◆ **Stated goal**
What follows are records. Restate all of them word for word.

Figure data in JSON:
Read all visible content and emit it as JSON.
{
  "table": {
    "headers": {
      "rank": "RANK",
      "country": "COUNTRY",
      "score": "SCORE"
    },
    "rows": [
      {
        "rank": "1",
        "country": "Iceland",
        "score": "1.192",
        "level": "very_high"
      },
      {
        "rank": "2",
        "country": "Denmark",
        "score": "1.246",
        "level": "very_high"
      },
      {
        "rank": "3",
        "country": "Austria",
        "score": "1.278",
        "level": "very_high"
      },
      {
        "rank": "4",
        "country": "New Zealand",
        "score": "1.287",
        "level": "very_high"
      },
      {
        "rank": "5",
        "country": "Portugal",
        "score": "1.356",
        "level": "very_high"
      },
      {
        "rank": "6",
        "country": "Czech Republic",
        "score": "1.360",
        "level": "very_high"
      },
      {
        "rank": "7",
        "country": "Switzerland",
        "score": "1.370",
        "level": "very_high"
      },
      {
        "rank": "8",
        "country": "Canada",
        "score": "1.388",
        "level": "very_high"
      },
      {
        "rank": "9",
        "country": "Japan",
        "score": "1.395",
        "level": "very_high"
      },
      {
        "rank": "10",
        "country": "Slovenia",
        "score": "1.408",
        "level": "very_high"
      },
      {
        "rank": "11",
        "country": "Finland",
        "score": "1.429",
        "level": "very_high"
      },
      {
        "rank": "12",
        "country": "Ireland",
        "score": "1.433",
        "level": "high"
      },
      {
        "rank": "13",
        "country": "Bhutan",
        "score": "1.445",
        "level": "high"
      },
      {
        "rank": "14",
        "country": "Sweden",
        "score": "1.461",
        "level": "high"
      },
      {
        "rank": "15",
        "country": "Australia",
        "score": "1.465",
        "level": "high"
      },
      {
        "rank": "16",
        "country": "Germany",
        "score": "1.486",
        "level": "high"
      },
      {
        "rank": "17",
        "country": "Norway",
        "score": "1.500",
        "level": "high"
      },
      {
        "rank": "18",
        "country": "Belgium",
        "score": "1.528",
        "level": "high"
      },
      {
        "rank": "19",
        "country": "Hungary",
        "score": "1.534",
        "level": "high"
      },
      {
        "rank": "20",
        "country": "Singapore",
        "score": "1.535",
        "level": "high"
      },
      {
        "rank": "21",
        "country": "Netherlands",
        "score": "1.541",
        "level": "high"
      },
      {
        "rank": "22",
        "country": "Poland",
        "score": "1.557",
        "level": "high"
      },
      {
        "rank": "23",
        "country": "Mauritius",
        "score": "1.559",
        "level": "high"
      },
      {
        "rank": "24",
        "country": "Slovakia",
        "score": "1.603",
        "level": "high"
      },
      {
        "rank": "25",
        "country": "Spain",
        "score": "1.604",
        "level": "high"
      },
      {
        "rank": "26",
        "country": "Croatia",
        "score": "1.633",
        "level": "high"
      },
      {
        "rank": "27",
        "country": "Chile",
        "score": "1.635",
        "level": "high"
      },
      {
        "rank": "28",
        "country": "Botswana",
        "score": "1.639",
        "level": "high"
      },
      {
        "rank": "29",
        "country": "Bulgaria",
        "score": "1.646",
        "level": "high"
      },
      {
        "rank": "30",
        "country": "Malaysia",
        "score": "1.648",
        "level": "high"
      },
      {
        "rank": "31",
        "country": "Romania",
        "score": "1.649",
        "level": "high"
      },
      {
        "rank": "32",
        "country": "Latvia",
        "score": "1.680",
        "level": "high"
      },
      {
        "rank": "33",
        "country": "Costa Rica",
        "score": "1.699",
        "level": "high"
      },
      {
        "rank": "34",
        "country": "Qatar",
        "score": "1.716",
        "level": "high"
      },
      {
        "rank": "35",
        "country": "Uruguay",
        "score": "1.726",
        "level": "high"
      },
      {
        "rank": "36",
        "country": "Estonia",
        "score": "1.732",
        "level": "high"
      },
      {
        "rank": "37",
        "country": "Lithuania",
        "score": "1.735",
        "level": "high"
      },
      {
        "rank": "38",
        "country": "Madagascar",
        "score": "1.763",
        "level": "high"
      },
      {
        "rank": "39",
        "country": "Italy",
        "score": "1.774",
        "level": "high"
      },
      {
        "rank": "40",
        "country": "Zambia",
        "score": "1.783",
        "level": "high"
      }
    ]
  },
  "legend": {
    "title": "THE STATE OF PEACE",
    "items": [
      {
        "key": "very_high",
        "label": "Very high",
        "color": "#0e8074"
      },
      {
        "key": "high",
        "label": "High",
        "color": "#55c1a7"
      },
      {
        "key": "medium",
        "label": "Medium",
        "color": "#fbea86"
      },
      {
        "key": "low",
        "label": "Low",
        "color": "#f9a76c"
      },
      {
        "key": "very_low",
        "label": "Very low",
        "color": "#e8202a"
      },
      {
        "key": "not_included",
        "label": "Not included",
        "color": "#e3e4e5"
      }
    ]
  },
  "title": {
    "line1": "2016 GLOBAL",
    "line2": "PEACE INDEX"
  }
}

◆ **Solution below**
Read all visible content and emit it as JSON.
{
  "table": {
    "headers": {
      "rank": "RANK",
      "country": "COUNTRY",
      "score": "SCORE"
    },
    "rows": [
      {
        "rank": "1",
        "country": "Iceland",
        "score": "1.192",
        "level": "very_high"
      },
      {
        "rank": "2",
        "country": "Denmark",
        "score": "1.246",
        "level": "very_high"
      },
      {
        "rank": "3",
        "country": "Austria",
        "score": "1.278",
        "level": "very_high"
      },
      {
        "rank": "4",
        "country": "New Zealand",
        "score": "1.287",
        "level": "very_high"
      },
      {
        "rank": "5",
        "country": "Portugal",
        "score": "1.356",
        "level": "very_high"
      },
      {
        "rank": "6",
        "country": "Czech Republic",
        "score": "1.360",
        "level": "very_high"
      },
      {
        "rank": "7",
        "country": "Switzerland",
        "score": "1.370",
        "level": "very_high"
      },
      {
        "rank": "8",
        "country": "Canada",
        "score": "1.388",
        "level": "very_high"
      },
      {
        "rank": "9",
        "country": "Japan",
        "score": "1.395",
        "level": "very_high"
      },
      {
        "rank": "10",
        "country": "Slovenia",
        "score": "1.408",
        "level": "very_high"
      },
      {
        "rank": "11",
        "country": "Finland",
        "score": "1.429",
        "level": "very_high"
      },
      {
        "rank": "12",
        "country": "Ireland",
        "score": "1.433",
        "level": "high"
      },
      {
        "rank": "13",
        "country": "Bhutan",
        "score": "1.445",
        "level": "high"
      },
      {
        "rank": "14",
        "country": "Sweden",
        "score": "1.461",
        "level": "high"
      },
      {
        "rank": "15",
        "country": "Australia",
        "score": "1.465",
        "level": "high"
      },
      {
        "rank": "16",
        "country": "Germany",
        "score": "1.486",
        "level": "high"
      },
      {
        "rank": "17",
        "country": "Norway",
        "score": "1.500",
        "level": "high"
      },
      {
        "rank": "18",
        "country": "Belgium",
        "score": "1.528",
        "level": "high"
      },
      {
        "rank": "19",
        "country": "Hungary",
        "score": "1.534",
        "level": "high"
      },
      {
        "rank": "20",
        "country": "Singapore",
        "score": "1.535",
        "level": "high"
      },
      {
        "rank": "21",
        "country": "Netherlands",
        "score": "1.541",
        "level": "high"
      },
      {
        "rank": "22",
        "country": "Poland",
        "score": "1.557",
        "level": "high"
      },
      {
        "rank": "23",
        "country": "Mauritius",
        "score": "1.559",
        "level": "high"
      },
      {
        "rank": "24",
        "country": "Slovakia",
        "score": "1.603",
        "level": "high"
      },
      {
        "rank": "25",
        "country": "Spain",
        "score": "1.604",
        "level": "high"
      },
      {
        "rank": "26",
        "country": "Croatia",
        "score": "1.633",
        "level": "high"
      },
      {
        "rank": "27",
        "country": "Chile",
        "score": "1.635",
        "level": "high"
      },
      {
        "rank": "28",
        "country": "Botswana",
        "score": "1.639",
        "level": "high"
      },
      {
        "rank": "29",
        "country": "Bulgaria",
        "score": "1.646",
        "level": "high"
      },
      {
        "rank": "30",
        "country": "Malaysia",
        "score": "1.648",
        "level": "high"
      },
      {
        "rank": "31",
        "country": "Romania",
        "score": "1.649",
        "level": "high"
      },
      {
        "rank": "32",
        "country": "Latvia",
        "score": "1.680",
        "level": "high"
      },
      {
        "rank": "33",
        "country": "Costa Rica",
        "score": "1.699",
        "level": "high"
      },
      {
        "rank": "34",
        "country": "Qatar",
        "score": "1.716",
        "level": "high"
      },
      {
        "rank": "35",
        "country": "Uruguay",
        "score": "1.726",
        "level": "high"
      },
      {
        "rank": "36",
        "country": "Estonia",
        "score": "1.732",
        "level": "high"
      },
      {
        "rank": "37",
        "country": "Lithuania",
        "score": "1.735",
        "level": "high"
      },
      {
        "rank": "38",
        "country": "Madagascar",
        "score": "1.763",
        "level": "high"
      },
      {
        "rank": "39",
        "country": "Italy",
        "score": "1.774",
        "level": "high"
      },
      {
        "rank": "40",
        "country": "Zambia",
        "score": "1.783",
        "level": "high"
      }
    ]
  },
  "legend": {
    "title": "THE STATE OF PEACE",
    "items": [
      {
        "key": "very_high",
        "label": "Very high",
        "color": "#0e8074"
      },
      {
        "key": "high",
        "label": "High",
        "color": "#55c1a7"
      },
      {
        "key": "medium",
        "label": "Medium",
        "color": "#fbea86"
      },
      {
        "key": "low",
        "label": "Low",
        "color": "#f9a76c"
      },
      {
        "key": "very_low",
        "label": "Very low",
        "color": "#e8202a"
      },
      {
        "key": "not_included",
        "label": "Not included",
        "color": "#e3e4e5"
      }
    ]
  },
  "title": {
    "line1": "2016 GLOBAL",
    "line2": "PEACE INDEX"
  }
}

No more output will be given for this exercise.